INSTRUCTIONS FOR THE TASK: From the material below, list every line containing "velkou".

A block of data:
-*-*-

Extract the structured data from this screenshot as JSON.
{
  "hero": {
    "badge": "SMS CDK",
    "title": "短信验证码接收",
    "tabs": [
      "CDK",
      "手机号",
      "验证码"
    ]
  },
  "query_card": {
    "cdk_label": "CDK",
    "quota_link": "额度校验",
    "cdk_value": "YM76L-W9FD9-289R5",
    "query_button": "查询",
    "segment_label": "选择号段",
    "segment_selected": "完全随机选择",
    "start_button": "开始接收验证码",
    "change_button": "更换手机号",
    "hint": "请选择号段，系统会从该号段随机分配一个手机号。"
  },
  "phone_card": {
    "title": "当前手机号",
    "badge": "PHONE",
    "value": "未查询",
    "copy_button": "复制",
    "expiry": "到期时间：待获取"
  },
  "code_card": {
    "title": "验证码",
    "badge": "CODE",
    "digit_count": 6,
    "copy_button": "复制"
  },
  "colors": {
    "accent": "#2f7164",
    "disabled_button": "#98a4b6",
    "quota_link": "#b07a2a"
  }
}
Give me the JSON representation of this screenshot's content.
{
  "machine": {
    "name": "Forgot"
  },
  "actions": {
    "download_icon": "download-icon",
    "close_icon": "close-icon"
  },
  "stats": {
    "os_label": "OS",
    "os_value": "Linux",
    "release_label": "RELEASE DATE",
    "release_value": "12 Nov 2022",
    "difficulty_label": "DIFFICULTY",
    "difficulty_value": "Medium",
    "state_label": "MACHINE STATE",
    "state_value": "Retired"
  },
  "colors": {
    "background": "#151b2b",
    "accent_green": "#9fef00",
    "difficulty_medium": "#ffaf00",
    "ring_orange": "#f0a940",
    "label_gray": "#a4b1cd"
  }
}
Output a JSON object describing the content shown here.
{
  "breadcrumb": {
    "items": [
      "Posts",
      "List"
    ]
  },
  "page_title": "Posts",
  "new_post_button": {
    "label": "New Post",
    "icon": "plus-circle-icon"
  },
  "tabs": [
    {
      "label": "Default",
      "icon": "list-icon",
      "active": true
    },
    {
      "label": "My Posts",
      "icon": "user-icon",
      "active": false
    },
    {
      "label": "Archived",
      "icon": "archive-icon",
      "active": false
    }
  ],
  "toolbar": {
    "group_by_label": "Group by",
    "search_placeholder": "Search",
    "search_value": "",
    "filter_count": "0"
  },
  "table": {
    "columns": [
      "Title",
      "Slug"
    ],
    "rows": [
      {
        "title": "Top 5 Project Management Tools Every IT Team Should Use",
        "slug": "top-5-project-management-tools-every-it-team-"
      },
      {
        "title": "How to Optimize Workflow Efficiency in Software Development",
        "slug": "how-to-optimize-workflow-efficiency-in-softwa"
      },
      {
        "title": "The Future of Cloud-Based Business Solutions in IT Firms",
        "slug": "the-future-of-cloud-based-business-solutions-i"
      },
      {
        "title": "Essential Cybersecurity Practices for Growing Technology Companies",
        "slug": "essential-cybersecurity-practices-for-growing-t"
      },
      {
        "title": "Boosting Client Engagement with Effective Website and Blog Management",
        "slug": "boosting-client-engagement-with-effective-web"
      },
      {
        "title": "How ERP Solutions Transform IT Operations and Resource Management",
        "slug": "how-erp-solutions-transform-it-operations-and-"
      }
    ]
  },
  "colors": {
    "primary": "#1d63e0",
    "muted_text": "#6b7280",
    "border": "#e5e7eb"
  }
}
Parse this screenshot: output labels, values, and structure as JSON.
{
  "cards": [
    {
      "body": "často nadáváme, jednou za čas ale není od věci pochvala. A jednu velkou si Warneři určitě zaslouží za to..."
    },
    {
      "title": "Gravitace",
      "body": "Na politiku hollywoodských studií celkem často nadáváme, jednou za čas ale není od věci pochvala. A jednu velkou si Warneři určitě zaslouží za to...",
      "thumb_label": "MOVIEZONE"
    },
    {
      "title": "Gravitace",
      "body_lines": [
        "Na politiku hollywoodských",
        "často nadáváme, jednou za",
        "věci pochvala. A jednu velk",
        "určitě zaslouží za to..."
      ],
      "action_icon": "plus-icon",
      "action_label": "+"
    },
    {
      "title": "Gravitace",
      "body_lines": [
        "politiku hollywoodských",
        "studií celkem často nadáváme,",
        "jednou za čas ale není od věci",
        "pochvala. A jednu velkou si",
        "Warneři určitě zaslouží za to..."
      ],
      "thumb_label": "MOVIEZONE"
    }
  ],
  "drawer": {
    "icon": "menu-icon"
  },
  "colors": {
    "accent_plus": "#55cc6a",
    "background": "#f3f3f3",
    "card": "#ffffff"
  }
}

-*-*-

COMPLETED TASK:
      "body": "často nadáváme, jednou za čas ale není od věci pochvala. A jednu velkou si Warneři určitě zaslouží za to..."
      "body": "Na politiku hollywoodských studií celkem často nadáváme, jednou za čas ale není od věci pochvala. A jednu velkou si Warneři určitě zaslouží za to...",
        "pochvala. A jednu velkou si",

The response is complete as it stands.